**AIM OF THE EXERCISE:** Write the data out again in full, with no departure from the original.

**INFORMATION PROVIDED:**
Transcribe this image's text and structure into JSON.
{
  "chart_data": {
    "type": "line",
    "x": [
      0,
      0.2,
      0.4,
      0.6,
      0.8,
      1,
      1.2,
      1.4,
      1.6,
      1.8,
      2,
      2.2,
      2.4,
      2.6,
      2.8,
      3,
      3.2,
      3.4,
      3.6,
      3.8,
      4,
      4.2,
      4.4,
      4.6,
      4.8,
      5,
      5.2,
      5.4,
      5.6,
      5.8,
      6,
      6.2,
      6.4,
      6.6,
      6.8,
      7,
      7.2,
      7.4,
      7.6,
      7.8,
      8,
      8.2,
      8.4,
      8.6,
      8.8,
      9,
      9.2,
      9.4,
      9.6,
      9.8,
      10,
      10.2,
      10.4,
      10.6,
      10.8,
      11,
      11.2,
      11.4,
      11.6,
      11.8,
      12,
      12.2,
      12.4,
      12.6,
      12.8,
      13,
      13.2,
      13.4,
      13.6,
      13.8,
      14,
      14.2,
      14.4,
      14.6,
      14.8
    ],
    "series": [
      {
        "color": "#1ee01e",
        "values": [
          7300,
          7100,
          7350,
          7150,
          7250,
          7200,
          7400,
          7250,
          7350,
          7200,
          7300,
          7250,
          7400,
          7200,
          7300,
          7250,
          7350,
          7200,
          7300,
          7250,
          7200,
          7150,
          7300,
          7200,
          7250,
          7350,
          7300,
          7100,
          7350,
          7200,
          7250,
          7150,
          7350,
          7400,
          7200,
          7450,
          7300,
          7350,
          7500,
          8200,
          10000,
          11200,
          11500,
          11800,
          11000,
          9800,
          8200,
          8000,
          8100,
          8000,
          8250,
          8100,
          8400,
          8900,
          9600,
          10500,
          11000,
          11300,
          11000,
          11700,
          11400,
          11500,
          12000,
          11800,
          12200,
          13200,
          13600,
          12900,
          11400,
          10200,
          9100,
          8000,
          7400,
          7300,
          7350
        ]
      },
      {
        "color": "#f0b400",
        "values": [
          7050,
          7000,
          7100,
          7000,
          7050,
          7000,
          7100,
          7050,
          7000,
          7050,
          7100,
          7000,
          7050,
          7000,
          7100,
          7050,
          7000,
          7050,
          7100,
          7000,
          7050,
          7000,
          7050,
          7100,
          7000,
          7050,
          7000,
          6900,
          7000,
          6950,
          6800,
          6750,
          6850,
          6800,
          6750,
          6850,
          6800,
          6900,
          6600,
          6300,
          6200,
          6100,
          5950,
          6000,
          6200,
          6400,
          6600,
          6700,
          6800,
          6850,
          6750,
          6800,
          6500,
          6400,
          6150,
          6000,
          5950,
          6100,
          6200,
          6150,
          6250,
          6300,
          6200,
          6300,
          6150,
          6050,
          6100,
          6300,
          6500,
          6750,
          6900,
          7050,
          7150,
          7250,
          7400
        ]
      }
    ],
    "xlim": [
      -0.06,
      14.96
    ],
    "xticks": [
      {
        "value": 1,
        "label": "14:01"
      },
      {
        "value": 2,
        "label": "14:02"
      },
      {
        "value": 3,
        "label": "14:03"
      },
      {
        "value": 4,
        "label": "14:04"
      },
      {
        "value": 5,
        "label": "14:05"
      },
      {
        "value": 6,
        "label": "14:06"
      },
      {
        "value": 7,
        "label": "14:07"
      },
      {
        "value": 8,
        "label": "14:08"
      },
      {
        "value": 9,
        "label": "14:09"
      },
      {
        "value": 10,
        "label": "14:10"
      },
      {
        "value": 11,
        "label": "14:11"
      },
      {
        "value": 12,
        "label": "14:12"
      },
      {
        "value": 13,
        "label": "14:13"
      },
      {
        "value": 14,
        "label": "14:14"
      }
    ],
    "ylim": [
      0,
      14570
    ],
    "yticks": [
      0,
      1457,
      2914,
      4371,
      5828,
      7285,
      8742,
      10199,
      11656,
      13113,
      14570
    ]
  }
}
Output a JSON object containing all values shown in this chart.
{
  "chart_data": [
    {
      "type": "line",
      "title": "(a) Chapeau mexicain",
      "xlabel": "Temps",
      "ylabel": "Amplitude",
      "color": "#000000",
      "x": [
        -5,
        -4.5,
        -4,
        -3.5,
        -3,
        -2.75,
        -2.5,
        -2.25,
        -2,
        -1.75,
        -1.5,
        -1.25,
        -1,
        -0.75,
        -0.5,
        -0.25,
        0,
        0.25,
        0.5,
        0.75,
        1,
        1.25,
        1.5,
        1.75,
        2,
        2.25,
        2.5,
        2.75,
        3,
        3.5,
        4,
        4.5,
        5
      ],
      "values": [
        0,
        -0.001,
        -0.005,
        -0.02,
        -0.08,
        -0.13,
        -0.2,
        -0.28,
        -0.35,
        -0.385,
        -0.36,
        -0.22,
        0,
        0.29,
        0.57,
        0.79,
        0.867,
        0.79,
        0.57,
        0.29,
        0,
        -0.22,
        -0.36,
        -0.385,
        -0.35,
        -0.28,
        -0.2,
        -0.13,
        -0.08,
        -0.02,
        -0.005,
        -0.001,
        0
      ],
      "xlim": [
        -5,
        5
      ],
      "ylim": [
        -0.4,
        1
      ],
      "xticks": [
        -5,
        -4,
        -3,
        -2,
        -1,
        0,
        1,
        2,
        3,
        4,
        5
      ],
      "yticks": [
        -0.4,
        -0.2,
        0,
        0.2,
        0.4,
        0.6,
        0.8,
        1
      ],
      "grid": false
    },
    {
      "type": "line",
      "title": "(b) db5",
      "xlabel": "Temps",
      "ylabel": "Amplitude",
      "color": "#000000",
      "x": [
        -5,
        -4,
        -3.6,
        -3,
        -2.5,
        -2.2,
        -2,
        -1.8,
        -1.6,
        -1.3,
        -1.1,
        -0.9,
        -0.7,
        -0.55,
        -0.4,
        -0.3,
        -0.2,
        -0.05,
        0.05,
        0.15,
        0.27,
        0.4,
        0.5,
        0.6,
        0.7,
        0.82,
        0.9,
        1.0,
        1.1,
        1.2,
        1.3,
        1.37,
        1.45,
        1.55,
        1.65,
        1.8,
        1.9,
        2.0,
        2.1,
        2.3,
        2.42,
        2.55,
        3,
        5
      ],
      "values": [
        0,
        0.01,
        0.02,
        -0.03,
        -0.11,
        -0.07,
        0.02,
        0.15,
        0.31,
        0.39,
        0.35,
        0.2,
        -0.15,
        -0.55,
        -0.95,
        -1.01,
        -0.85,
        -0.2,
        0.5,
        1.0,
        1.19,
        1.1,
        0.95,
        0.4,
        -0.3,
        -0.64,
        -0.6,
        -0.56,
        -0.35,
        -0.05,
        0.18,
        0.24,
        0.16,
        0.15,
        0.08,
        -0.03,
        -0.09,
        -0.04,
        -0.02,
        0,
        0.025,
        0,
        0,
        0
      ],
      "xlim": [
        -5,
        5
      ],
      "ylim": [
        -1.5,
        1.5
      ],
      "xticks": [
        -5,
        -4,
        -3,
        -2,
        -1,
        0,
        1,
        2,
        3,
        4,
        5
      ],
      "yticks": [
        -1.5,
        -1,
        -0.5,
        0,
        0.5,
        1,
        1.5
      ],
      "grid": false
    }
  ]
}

**COMPLETED TASK:**
Transcribe this image's text and structure into JSON.
{
  "chart_data": {
    "type": "line",
    "x": [
      0,
      0.2,
      0.4,
      0.6,
      0.8,
      1,
      1.2,
      1.4,
      1.6,
      1.8,
      2,
      2.2,
      2.4,
      2.6,
      2.8,
      3,
      3.2,
      3.4,
      3.6,
      3.8,
      4,
      4.2,
      4.4,
      4.6,
      4.8,
      5,
      5.2,
      5.4,
      5.6,
      5.8,
      6,
      6.2,
      6.4,
      6.6,
      6.8,
      7,
      7.2,
      7.4,
      7.6,
      7.8,
      8,
      8.2,
      8.4,
      8.6,
      8.8,
      9,
      9.2,
      9.4,
      9.6,
      9.8,
      10,
      10.2,
      10.4,
      10.6,
      10.8,
      11,
      11.2,
      11.4,
      11.6,
      11.8,
      12,
      12.2,
      12.4,
      12.6,
      12.8,
      13,
      13.2,
      13.4,
      13.6,
      13.8,
      14,
      14.2,
      14.4,
      14.6,
      14.8
    ],
    "series": [
      {
        "color": "#1ee01e",
        "values": [
          7300,
          7100,
          7350,
          7150,
          7250,
          7200,
          7400,
          7250,
          7350,
          7200,
          7300,
          7250,
          7400,
          7200,
          7300,
          7250,
          7350,
          7200,
          7300,
          7250,
          7200,
          7150,
          7300,
          7200,
          7250,
          7350,
          7300,
          7100,
          7350,
          7200,
          7250,
          7150,
          7350,
          7400,
          7200,
          7450,
          7300,
          7350,
          7500,
          8200,
          10000,
          11200,
          11500,
          11800,
          11000,
          9800,
          8200,
          8000,
          8100,
          8000,
          8250,
          8100,
          8400,
          8900,
          9600,
          10500,
          11000,
          11300,
          11000,
          11700,
          11400,
          11500,
          12000,
          11800,
          12200,
          13200,
          13600,
          12900,
          11400,
          10200,
          9100,
          8000,
          7400,
          7300,
          7350
        ]
      },
      {
        "color": "#f0b400",
        "values": [
          7050,
          7000,
          7100,
          7000,
          7050,
          7000,
          7100,
          7050,
          7000,
          7050,
          7100,
          7000,
          7050,
          7000,
          7100,
          7050,
          7000,
          7050,
          7100,
          7000,
          7050,
          7000,
          7050,
          7100,
          7000,
          7050,
          7000,
          6900,
          7000,
          6950,
          6800,
          6750,
          6850,
          6800,
          6750,
          6850,
          6800,
          6900,
          6600,
          6300,
          6200,
          6100,
          5950,
          6000,
          6200,
          6400,
          6600,
          6700,
          6800,
          6850,
          6750,
          6800,
          6500,
          6400,
          6150,
          6000,
          5950,
          6100,
          6200,
          6150,
          6250,
          6300,
          6200,
          6300,
          6150,
          6050,
          6100,
          6300,
          6500,
          6750,
          6900,
          7050,
          7150,
          7250,
          7400
        ]
      }
    ],
    "xlim": [
      -0.06,
      14.96
    ],
    "xticks": [
      {
        "value": 1,
        "label": "14:01"
      },
      {
        "value": 2,
        "label": "14:02"
      },
      {
        "value": 3,
        "label": "14:03"
      },
      {
        "value": 4,
        "label": "14:04"
      },
      {
        "value": 5,
        "label": "14:05"
      },
      {
        "value": 6,
        "label": "14:06"
      },
      {
        "value": 7,
        "label": "14:07"
      },
      {
        "value": 8,
        "label": "14:08"
      },
      {
        "value": 9,
        "label": "14:09"
      },
      {
        "value": 10,
        "label": "14:10"
      },
      {
        "value": 11,
        "label": "14:11"
      },
      {
        "value": 12,
        "label": "14:12"
      },
      {
        "value": 13,
        "label": "14:13"
      },
      {
        "value": 14,
        "label": "14:14"
      }
    ],
    "ylim": [
      0,
      14570
    ],
    "yticks": [
      0,
      1457,
      2914,
      4371,
      5828,
      7285,
      8742,
      10199,
      11656,
      13113,
      14570
    ]
  }
}
Output a JSON object containing all values shown in this chart.
{
  "chart_data": [
    {
      "type": "line",
      "title": "(a) Chapeau mexicain",
      "xlabel": "Temps",
      "ylabel": "Amplitude",
      "color": "#000000",
      "x": [
        -5,
        -4.5,
        -4,
        -3.5,
        -3,
        -2.75,
        -2.5,
        -2.25,
        -2,
        -1.75,
        -1.5,
        -1.25,
        -1,
        -0.75,
        -0.5,
        -0.25,
        0,
        0.25,
        0.5,
        0.75,
        1,
        1.25,
        1.5,
        1.75,
        2,
        2.25,
        2.5,
        2.75,
        3,
        3.5,
        4,
        4.5,
        5
      ],
      "values": [
        0,
        -0.001,
        -0.005,
        -0.02,
        -0.08,
        -0.13,
        -0.2,
        -0.28,
        -0.35,
        -0.385,
        -0.36,
        -0.22,
        0,
        0.29,
        0.57,
        0.79,
        0.867,
        0.79,
        0.57,
        0.29,
        0,
        -0.22,
        -0.36,
        -0.385,
        -0.35,
        -0.28,
        -0.2,
        -0.13,
        -0.08,
        -0.02,
        -0.005,
        -0.001,
        0
      ],
      "xlim": [
        -5,
        5
      ],
      "ylim": [
        -0.4,
        1
      ],
      "xticks": [
        -5,
        -4,
        -3,
        -2,
        -1,
        0,
        1,
        2,
        3,
        4,
        5
      ],
      "yticks": [
        -0.4,
        -0.2,
        0,
        0.2,
        0.4,
        0.6,
        0.8,
        1
      ],
      "grid": false
    },
    {
      "type": "line",
      "title": "(b) db5",
      "xlabel": "Temps",
      "ylabel": "Amplitude",
      "color": "#000000",
      "x": [
        -5,
        -4,
        -3.6,
        -3,
        -2.5,
        -2.2,
        -2,
        -1.8,
        -1.6,
        -1.3,
        -1.1,
        -0.9,
        -0.7,
        -0.55,
        -0.4,
        -0.3,
        -0.2,
        -0.05,
        0.05,
        0.15,
        0.27,
        0.4,
        0.5,
        0.6,
        0.7,
        0.82,
        0.9,
        1.0,
        1.1,
        1.2,
        1.3,
        1.37,
        1.45,
        1.55,
        1.65,
        1.8,
        1.9,
        2.0,
        2.1,
        2.3,
        2.42,
        2.55,
        3,
        5
      ],
      "values": [
        0,
        0.01,
        0.02,
        -0.03,
        -0.11,
        -0.07,
        0.02,
        0.15,
        0.31,
        0.39,
        0.35,
        0.2,
        -0.15,
        -0.55,
        -0.95,
        -1.01,
        -0.85,
        -0.2,
        0.5,
        1.0,
        1.19,
        1.1,
        0.95,
        0.4,
        -0.3,
        -0.64,
        -0.6,
        -0.56,
        -0.35,
        -0.05,
        0.18,
        0.24,
        0.16,
        0.15,
        0.08,
        -0.03,
        -0.09,
        -0.04,
        -0.02,
        0,
        0.025,
        0,
        0,
        0
      ],
      "xlim": [
        -5,
        5
      ],
      "ylim": [
        -1.5,
        1.5
      ],
      "xticks": [
        -5,
        -4,
        -3,
        -2,
        -1,
        0,
        1,
        2,
        3,
        4,
        5
      ],
      "yticks": [
        -1.5,
        -1,
        -0.5,
        0,
        0.5,
        1,
        1.5
      ],
      "grid": false
    }
  ]
}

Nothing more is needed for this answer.